Using the data below, copy each line that includes the word "title".

:: EXTRACTED RECORDS

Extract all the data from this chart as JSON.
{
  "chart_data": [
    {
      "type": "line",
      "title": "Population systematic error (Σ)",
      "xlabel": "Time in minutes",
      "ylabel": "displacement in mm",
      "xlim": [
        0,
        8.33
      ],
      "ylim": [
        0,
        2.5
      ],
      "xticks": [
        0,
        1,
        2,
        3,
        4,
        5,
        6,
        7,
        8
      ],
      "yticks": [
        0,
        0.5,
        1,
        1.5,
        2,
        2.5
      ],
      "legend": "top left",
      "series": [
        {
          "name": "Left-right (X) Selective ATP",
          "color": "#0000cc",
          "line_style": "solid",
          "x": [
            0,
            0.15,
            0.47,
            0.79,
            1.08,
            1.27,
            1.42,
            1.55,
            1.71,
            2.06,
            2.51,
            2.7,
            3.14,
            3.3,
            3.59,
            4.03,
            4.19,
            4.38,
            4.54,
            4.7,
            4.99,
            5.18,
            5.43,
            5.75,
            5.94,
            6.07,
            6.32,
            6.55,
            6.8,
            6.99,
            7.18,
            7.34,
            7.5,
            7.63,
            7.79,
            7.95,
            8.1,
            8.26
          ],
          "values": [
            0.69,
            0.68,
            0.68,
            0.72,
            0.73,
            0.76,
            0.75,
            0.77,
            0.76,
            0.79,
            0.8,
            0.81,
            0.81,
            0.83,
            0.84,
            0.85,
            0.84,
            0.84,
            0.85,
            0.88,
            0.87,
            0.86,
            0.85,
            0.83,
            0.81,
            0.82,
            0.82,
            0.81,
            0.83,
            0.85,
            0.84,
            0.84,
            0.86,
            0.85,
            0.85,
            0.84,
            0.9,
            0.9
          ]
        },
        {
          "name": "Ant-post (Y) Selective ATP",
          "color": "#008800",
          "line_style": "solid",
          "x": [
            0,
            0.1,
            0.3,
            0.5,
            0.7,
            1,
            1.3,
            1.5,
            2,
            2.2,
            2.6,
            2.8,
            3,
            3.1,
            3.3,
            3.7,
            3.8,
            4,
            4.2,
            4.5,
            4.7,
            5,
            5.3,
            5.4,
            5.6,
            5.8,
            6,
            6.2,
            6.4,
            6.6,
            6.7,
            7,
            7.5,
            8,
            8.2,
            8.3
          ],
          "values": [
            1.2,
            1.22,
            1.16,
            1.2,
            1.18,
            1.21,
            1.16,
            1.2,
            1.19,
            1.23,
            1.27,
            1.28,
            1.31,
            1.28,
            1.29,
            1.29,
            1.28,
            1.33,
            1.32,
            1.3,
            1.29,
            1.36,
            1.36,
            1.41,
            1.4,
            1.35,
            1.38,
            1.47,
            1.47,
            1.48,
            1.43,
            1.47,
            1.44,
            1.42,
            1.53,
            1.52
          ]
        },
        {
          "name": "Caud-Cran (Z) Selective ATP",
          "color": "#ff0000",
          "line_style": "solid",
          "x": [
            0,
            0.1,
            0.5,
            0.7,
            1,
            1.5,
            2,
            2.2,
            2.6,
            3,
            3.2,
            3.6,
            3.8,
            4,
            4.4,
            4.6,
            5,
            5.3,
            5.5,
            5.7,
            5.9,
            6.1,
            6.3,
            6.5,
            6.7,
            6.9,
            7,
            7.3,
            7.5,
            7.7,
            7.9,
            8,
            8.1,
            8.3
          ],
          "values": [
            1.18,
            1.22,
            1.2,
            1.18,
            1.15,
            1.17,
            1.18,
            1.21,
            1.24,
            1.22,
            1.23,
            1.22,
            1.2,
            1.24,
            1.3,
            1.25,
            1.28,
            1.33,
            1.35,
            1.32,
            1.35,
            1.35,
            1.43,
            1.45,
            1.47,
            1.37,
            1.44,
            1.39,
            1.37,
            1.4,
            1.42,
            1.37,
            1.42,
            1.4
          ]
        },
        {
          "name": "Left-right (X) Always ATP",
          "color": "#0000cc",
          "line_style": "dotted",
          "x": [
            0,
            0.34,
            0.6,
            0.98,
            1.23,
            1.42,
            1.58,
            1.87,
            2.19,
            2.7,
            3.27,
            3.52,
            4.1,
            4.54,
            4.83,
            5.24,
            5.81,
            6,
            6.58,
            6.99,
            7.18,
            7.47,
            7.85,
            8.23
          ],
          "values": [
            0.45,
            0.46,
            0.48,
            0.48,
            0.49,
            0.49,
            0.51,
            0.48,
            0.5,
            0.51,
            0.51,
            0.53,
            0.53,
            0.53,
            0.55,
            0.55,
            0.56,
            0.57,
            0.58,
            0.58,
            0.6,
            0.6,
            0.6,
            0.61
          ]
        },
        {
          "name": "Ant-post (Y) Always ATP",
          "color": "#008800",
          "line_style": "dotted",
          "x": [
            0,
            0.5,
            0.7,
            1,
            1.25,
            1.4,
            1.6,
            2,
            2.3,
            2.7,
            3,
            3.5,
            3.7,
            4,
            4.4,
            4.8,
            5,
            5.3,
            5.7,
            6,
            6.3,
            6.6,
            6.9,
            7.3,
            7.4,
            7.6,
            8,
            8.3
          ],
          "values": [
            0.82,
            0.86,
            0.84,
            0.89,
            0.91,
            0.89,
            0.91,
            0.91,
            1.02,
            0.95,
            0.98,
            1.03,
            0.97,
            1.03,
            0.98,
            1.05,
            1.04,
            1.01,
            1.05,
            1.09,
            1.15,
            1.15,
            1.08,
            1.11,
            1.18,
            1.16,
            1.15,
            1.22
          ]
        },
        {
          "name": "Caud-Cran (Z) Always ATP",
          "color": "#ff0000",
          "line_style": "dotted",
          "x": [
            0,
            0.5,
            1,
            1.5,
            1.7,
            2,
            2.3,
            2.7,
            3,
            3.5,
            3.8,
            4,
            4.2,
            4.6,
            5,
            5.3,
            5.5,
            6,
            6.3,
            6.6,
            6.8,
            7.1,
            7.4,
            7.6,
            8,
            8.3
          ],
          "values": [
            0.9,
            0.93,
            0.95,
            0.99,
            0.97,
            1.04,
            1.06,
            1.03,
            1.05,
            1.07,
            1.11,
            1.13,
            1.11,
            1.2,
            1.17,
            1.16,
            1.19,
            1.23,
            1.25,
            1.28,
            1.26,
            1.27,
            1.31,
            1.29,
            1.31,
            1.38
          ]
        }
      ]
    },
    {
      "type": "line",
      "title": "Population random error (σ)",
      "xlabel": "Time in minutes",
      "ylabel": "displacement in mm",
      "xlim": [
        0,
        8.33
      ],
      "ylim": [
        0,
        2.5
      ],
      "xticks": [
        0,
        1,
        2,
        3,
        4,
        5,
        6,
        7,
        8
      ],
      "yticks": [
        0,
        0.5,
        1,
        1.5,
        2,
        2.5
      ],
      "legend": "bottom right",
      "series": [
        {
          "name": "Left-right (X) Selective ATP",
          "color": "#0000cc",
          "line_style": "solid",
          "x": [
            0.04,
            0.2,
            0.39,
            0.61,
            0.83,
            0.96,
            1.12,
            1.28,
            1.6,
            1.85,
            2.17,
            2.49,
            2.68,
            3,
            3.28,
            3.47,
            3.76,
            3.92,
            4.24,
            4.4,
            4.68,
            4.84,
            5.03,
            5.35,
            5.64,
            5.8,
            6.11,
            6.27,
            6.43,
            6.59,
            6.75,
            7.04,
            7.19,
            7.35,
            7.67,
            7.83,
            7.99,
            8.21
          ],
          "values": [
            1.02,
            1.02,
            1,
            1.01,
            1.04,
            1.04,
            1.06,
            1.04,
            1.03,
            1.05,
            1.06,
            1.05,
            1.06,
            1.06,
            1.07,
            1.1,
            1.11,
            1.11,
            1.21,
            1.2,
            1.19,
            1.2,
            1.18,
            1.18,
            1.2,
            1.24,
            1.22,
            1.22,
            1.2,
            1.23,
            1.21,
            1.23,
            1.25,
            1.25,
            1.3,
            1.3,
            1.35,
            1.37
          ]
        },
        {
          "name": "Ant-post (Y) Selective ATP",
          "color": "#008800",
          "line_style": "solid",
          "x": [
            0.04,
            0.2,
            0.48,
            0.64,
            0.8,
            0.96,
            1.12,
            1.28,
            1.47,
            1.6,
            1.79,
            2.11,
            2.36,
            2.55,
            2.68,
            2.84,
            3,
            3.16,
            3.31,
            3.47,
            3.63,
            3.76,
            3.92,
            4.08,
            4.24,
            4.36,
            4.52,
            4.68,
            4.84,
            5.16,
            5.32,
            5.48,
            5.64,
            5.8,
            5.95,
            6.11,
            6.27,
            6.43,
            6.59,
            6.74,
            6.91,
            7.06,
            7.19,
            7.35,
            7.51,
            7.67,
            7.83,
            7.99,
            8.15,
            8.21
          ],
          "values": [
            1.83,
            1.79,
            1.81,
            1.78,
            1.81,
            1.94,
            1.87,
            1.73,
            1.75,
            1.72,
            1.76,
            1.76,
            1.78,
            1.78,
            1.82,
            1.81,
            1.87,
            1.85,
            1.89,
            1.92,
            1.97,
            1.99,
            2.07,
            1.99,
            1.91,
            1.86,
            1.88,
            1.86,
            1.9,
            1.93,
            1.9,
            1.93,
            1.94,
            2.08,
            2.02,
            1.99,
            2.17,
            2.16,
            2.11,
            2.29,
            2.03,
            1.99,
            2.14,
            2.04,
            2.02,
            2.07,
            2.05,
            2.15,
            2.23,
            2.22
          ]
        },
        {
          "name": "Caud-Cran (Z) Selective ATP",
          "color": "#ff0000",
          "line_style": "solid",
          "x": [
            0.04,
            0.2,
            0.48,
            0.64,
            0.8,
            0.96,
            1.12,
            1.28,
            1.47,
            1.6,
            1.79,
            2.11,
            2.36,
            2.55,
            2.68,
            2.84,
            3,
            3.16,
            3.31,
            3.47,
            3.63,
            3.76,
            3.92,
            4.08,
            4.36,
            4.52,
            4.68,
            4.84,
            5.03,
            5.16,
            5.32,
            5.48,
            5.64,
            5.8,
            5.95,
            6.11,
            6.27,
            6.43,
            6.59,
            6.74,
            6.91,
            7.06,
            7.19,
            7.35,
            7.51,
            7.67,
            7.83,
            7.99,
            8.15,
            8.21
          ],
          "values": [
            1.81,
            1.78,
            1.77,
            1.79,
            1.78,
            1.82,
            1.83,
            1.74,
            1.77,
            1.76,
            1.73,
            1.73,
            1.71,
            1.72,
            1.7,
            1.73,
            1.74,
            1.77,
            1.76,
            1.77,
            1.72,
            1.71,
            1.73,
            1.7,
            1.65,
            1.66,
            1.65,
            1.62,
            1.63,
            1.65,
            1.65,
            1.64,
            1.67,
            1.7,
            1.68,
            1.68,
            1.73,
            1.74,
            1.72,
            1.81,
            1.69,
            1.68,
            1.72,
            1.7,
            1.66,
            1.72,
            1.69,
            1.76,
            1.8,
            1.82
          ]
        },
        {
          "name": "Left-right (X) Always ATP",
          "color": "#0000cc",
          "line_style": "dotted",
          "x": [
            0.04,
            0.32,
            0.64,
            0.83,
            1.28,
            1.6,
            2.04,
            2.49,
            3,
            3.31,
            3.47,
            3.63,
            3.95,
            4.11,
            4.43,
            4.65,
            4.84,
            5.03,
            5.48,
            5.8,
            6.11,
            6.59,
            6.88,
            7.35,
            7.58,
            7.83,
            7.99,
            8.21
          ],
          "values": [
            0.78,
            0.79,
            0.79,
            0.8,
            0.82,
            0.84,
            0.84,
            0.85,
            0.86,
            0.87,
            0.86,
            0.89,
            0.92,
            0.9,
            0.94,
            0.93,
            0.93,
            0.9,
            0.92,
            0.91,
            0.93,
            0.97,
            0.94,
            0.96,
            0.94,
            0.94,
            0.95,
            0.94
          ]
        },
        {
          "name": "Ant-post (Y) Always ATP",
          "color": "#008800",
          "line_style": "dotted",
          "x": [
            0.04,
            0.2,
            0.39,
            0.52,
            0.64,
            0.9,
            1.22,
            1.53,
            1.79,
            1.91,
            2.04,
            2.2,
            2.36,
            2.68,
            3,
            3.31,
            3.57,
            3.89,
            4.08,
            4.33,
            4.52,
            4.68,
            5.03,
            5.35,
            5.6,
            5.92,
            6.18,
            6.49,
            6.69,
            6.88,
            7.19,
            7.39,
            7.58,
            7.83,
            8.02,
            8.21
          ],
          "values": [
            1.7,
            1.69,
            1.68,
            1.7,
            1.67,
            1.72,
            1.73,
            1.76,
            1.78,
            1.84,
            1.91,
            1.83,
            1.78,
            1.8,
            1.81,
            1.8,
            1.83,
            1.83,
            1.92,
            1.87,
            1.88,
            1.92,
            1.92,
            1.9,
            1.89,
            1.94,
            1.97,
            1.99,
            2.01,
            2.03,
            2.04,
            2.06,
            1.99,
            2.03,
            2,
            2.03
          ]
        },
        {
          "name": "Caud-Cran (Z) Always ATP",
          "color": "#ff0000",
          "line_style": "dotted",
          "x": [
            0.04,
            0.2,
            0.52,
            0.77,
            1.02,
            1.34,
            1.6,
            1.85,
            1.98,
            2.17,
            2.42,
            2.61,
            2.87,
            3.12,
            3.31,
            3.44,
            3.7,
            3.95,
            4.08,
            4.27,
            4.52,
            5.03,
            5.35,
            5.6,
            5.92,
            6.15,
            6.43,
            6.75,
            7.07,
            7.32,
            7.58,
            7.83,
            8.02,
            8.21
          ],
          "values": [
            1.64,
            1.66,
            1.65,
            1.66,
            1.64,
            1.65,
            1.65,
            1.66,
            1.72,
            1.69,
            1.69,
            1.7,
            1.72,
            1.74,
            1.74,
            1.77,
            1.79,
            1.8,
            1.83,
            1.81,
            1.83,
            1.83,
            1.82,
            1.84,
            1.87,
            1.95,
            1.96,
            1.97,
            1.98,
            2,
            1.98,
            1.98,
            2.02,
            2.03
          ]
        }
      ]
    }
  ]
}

::::

FINISHED TASK:
      "title": "Population systematic error (Σ)",
      "title": "Population random error (σ)",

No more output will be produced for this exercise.